■ **What you should do**
For each line below that includes the word "Snow", make a copy.

** Begin Provided records **

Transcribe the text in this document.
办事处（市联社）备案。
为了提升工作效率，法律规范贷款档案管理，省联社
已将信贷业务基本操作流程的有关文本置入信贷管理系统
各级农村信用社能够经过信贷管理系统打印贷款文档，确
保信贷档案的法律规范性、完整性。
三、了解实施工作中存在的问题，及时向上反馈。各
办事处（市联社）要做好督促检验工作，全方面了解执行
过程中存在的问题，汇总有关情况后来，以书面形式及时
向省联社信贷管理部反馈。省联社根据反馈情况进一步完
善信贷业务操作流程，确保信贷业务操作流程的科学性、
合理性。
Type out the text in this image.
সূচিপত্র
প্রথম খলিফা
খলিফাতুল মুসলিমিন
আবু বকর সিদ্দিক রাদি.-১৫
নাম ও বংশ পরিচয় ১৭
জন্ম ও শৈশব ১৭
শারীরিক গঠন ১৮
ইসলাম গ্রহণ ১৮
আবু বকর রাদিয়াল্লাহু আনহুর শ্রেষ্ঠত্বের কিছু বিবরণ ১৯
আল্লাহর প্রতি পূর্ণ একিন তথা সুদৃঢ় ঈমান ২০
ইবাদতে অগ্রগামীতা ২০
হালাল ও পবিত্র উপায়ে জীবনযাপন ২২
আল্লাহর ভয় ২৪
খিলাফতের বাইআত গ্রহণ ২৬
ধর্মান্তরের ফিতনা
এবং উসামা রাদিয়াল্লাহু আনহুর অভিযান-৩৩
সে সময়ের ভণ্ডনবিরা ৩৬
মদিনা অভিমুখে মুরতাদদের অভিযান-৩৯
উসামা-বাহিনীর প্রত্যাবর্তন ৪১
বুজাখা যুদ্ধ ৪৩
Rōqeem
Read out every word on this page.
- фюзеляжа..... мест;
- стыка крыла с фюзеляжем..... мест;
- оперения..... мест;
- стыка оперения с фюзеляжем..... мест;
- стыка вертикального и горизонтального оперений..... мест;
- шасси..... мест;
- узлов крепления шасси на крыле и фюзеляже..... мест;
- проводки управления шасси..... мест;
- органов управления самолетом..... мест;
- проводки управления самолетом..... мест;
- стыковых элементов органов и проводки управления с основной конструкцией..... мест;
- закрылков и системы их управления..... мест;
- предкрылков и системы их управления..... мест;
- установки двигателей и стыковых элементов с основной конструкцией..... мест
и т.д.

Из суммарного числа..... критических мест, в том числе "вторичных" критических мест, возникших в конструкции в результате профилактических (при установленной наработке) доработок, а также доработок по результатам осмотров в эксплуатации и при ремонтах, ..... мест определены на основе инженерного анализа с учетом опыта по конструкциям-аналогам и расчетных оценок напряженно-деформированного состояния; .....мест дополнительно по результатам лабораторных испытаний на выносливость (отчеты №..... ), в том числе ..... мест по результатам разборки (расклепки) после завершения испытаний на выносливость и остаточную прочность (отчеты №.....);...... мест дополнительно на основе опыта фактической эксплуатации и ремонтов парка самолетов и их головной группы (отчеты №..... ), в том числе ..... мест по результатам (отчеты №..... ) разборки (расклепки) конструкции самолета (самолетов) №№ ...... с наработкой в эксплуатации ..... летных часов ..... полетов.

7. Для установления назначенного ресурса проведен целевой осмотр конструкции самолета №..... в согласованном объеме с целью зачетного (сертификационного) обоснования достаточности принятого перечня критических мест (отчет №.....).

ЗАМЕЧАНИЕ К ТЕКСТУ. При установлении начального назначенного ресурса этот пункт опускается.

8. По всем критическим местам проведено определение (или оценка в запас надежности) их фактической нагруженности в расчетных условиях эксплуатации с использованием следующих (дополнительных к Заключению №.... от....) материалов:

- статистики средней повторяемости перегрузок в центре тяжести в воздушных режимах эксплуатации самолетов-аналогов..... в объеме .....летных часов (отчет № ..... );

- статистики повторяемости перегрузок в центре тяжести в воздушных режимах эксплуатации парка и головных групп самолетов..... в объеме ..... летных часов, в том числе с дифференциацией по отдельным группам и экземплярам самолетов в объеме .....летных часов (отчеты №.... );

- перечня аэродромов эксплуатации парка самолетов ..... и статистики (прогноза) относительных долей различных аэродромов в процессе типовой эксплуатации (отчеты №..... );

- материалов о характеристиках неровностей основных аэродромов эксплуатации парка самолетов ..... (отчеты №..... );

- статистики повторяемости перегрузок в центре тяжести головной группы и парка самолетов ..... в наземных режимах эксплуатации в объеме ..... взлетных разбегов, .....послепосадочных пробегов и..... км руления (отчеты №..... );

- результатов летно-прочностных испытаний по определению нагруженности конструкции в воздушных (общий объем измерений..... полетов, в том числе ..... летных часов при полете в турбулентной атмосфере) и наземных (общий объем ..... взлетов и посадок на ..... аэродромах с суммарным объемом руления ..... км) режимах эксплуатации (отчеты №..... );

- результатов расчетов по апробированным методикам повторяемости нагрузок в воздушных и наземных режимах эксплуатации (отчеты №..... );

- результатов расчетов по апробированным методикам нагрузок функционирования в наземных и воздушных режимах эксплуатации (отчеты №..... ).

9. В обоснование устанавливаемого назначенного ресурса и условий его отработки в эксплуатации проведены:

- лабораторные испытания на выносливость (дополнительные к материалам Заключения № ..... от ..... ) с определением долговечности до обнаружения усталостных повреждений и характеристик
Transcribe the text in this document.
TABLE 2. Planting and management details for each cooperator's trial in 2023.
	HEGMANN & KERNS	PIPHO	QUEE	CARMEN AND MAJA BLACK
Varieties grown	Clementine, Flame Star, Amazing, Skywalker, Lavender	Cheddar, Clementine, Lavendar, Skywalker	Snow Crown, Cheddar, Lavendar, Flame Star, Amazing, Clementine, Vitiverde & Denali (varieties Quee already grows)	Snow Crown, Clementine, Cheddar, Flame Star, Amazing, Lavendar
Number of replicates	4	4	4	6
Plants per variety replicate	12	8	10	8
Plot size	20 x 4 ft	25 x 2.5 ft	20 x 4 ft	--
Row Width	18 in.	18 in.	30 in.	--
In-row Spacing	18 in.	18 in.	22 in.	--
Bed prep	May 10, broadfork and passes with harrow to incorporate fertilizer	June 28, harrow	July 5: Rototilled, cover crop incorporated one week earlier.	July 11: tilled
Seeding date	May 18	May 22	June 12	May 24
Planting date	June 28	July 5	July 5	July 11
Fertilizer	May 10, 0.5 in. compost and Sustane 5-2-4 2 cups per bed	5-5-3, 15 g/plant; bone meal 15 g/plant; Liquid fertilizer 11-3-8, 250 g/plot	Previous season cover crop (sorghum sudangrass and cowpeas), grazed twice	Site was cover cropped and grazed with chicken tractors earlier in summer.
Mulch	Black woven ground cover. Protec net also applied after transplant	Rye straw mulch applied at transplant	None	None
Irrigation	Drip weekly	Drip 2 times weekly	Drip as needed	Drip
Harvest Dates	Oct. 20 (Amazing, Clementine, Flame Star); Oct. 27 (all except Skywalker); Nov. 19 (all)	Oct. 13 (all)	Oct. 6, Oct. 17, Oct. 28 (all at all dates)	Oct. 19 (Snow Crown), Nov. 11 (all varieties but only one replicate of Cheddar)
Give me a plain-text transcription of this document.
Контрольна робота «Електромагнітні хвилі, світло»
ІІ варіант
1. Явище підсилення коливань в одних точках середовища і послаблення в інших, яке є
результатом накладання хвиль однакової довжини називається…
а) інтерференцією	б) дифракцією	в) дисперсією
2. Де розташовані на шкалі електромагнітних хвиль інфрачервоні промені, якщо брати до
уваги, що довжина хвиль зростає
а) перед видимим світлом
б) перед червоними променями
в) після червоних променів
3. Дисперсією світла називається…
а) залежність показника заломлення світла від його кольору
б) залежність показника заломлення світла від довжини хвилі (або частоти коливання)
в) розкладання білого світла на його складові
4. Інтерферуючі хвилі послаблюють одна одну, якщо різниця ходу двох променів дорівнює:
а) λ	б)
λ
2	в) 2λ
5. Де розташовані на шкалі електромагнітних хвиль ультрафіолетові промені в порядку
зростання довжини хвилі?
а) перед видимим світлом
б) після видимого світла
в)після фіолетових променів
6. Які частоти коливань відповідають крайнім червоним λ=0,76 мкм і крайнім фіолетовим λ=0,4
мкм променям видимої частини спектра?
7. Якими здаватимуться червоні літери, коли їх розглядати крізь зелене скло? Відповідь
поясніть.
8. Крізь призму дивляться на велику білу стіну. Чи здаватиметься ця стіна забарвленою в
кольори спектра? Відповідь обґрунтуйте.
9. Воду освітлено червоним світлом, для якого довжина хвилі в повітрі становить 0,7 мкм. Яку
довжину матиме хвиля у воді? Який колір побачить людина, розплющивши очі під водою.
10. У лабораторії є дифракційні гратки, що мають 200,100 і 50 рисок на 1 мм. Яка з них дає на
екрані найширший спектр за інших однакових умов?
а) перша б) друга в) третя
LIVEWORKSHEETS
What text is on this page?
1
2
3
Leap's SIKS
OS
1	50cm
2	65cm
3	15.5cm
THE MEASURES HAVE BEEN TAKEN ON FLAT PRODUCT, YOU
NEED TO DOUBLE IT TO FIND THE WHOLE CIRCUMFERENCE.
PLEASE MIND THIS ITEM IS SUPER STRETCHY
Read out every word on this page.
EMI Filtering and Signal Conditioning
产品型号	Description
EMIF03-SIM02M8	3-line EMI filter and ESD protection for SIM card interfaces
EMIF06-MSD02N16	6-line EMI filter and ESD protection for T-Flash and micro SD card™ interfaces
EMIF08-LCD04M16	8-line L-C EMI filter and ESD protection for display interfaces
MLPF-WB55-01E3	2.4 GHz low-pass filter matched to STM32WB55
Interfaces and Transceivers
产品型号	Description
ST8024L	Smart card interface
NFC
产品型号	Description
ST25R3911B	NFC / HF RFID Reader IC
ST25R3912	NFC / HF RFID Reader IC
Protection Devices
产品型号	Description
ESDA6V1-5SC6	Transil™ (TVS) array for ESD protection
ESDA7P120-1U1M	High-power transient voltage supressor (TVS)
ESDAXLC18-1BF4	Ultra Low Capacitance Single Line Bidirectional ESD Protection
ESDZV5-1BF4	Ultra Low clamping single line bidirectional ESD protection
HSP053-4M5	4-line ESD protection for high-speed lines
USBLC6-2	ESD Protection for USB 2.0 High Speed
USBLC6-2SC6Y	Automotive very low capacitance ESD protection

** End Provided records **

■ **Written solution**
Varieties grown	Clementine, Flame Star, Amazing, Skywalker, Lavender	Cheddar, Clementine, Lavendar, Skywalker	Snow Crown, Cheddar, Lavendar, Flame Star, Amazing, Clementine, Vitiverde & Denali (varieties Quee already grows)	Snow Crown, Clementine, Cheddar, Flame Star, Amazing, Lavendar
Harvest Dates	Oct. 20 (Amazing, Clementine, Flame Star); Oct. 27 (all except Skywalker); Nov. 19 (all)	Oct. 13 (all)	Oct. 6, Oct. 17, Oct. 28 (all at all dates)	Oct. 19 (Snow Crown), Nov. 11 (all varieties but only one replicate of Cheddar)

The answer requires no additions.